● WHAT YOU WILL DO
Determine how many lines contain the string "para". Reply with that figure and nothing else.

● TASK INPUTS
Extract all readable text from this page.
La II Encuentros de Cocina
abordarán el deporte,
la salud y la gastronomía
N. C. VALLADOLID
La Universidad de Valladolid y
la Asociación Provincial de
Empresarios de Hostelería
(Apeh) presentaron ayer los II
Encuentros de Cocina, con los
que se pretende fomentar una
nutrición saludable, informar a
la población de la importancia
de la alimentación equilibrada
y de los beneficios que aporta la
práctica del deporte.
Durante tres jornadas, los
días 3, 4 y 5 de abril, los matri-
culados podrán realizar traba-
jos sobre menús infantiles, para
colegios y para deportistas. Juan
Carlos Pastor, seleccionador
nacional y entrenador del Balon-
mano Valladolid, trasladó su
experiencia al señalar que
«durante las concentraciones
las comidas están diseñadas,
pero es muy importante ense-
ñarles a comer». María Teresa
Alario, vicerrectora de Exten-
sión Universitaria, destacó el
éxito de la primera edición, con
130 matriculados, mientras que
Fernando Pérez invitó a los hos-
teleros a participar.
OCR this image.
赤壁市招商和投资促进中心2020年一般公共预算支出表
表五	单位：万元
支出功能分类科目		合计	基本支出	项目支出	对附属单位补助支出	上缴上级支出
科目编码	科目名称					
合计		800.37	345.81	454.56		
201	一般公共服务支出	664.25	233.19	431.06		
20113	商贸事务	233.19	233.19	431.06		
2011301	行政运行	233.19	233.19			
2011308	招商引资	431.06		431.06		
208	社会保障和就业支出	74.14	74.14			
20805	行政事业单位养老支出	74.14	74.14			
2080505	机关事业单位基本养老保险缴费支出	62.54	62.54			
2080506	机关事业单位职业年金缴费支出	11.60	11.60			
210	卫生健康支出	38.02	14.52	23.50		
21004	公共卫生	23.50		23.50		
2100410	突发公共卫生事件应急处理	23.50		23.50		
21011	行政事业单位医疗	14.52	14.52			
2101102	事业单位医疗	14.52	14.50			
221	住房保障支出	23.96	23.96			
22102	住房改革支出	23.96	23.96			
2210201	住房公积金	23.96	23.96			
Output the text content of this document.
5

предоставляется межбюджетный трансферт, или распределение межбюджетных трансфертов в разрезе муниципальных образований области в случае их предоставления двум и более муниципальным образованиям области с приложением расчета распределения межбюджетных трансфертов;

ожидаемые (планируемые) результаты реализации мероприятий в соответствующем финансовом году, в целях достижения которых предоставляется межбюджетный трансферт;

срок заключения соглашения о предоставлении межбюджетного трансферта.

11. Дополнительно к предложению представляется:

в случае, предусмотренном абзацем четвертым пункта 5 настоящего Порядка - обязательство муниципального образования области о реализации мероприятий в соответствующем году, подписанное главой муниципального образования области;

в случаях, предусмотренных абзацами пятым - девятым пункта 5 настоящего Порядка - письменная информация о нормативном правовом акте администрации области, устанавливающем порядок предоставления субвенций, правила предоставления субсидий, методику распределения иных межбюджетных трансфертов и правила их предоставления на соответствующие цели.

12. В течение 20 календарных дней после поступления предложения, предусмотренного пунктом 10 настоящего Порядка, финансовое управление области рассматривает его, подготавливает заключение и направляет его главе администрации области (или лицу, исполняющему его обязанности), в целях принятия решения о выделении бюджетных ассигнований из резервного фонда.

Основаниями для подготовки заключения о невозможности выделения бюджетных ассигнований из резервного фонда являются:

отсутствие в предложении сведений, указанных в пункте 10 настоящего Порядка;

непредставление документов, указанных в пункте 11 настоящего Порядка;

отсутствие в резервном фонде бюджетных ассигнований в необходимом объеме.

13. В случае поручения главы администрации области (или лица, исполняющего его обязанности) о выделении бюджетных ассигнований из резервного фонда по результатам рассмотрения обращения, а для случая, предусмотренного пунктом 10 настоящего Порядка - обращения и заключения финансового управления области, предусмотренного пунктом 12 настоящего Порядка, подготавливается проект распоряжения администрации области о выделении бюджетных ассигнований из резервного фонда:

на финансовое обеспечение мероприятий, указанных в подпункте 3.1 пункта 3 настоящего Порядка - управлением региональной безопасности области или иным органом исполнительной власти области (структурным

● WRITTEN SOLUTION
2